■ **Short task**
Separate out the lines that hold "consensus".

Records about charts and figures
+ + + + +

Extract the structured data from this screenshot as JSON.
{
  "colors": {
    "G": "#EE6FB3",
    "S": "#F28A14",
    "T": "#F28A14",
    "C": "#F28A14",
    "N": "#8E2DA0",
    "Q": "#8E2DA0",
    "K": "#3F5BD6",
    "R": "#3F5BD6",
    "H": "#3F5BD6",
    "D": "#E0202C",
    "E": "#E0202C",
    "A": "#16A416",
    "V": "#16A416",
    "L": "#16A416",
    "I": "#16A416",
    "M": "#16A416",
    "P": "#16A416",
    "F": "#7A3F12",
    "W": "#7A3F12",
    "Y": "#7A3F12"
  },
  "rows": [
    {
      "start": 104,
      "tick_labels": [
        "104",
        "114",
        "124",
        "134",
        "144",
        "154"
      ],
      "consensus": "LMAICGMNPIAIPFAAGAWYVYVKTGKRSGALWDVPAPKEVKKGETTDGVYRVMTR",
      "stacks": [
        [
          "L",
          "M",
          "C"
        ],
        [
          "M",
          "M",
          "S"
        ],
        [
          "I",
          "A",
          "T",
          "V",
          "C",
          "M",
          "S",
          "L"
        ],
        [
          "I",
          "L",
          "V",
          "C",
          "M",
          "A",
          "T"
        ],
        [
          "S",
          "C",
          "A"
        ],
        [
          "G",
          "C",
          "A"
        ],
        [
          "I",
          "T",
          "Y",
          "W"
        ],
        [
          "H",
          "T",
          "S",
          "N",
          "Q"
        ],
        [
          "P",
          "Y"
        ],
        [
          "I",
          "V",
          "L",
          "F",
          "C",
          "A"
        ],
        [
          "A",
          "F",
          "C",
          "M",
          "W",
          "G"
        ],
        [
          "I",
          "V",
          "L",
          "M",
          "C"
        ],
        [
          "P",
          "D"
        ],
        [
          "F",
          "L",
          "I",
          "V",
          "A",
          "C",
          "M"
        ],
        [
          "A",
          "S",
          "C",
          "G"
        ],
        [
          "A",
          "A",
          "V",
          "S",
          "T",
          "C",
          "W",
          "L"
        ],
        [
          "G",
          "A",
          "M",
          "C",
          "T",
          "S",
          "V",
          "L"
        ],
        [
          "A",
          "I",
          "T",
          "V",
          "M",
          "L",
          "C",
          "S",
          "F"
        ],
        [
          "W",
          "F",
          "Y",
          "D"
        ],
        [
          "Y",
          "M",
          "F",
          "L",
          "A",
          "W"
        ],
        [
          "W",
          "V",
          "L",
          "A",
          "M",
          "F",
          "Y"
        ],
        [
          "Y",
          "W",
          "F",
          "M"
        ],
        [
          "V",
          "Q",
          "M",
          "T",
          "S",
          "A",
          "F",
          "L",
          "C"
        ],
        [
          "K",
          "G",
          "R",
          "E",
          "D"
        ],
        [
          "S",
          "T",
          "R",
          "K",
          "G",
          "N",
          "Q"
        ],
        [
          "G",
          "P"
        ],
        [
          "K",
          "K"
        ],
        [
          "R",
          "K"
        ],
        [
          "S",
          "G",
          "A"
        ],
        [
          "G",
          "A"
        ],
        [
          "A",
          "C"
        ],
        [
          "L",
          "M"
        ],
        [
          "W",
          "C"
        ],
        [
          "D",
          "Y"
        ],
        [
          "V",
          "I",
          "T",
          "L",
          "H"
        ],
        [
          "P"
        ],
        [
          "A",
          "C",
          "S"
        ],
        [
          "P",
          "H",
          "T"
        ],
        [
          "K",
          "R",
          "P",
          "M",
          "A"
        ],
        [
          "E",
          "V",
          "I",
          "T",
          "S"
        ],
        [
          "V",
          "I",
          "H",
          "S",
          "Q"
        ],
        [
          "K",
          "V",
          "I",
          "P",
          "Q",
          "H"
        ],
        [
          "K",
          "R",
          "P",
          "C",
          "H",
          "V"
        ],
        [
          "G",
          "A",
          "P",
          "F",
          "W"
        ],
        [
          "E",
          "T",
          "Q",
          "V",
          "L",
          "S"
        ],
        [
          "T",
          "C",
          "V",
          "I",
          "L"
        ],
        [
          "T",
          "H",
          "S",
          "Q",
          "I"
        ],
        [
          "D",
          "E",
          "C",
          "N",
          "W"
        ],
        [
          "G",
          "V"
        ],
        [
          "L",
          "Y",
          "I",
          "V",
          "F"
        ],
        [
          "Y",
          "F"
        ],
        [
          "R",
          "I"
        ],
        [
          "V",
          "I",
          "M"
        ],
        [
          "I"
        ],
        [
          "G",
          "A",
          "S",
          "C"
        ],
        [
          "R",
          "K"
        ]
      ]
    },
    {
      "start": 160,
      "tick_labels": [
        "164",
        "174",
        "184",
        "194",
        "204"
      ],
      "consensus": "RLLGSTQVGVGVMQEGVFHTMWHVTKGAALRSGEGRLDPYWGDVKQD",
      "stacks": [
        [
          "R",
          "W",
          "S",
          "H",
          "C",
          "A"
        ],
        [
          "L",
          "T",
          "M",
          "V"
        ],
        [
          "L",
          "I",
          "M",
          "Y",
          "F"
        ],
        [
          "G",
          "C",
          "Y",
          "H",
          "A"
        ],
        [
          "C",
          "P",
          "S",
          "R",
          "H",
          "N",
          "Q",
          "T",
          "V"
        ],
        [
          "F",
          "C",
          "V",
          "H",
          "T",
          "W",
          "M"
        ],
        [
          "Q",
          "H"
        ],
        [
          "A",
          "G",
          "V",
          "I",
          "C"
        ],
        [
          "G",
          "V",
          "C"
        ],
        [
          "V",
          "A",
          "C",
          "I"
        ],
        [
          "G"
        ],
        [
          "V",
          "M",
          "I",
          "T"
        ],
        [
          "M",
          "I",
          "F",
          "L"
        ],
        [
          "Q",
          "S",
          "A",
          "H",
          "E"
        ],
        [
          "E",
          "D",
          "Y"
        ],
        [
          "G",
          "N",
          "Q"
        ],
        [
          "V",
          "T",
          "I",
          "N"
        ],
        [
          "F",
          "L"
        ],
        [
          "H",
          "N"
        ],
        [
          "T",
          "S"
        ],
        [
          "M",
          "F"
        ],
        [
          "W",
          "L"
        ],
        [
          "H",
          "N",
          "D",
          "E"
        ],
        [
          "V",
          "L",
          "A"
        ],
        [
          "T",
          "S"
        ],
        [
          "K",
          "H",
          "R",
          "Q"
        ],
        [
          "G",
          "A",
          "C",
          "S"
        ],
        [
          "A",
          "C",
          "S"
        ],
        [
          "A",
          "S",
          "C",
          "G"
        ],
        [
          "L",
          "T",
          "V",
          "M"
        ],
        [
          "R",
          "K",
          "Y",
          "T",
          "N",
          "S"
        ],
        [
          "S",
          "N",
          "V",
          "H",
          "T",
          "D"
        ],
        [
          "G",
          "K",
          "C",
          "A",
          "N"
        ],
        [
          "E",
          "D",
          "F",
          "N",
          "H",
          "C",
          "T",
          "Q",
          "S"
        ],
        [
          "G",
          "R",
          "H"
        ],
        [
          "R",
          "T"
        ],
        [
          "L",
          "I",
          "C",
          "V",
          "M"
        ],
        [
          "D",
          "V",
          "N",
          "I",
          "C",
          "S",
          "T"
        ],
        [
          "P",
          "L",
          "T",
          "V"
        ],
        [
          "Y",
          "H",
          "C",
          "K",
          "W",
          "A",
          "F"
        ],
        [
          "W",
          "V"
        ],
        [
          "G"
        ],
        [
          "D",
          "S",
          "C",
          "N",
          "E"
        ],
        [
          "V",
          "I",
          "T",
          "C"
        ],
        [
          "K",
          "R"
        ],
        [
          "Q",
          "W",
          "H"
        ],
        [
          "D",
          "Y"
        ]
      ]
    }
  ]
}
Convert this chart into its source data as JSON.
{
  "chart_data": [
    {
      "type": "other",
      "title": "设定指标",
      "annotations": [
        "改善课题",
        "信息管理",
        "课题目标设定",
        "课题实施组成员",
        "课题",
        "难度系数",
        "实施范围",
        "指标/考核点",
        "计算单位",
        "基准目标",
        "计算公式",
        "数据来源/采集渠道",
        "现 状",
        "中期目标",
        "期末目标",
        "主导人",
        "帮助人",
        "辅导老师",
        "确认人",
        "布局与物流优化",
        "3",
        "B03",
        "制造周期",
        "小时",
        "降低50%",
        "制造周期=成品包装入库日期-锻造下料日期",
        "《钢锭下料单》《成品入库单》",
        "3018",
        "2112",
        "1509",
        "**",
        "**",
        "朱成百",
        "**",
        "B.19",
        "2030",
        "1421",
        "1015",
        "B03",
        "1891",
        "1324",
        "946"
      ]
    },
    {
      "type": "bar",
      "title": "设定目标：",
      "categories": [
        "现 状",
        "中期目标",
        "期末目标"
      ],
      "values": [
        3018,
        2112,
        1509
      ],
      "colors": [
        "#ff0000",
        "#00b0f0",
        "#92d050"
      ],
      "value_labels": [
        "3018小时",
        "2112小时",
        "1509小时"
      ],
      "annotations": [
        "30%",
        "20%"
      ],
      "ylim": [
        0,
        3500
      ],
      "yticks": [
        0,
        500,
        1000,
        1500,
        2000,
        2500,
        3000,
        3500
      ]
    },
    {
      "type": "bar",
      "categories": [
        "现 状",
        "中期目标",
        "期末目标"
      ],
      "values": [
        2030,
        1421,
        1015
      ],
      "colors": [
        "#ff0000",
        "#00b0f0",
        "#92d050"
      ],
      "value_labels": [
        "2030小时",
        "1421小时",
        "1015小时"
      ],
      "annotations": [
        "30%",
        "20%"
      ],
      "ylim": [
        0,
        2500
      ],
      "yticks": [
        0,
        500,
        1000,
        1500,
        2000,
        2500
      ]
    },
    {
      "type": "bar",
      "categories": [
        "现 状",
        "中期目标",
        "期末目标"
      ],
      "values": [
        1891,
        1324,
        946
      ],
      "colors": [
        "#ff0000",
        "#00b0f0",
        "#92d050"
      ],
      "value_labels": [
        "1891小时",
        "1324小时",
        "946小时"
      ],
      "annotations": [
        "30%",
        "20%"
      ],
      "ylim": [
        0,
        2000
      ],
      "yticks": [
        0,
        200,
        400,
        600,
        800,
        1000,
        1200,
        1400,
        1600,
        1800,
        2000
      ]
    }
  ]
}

+ + + + +

■ **Complete output**
      "consensus": "LMAICGMNPIAIPFAAGAWYVYVKTGKRSGALWDVPAPKEVKKGETTDGVYRVMTR",
      "consensus": "RLLGSTQVGVGVMQEGVFHTMWHVTKGAALRSGEGRLDPYWGDVKQD",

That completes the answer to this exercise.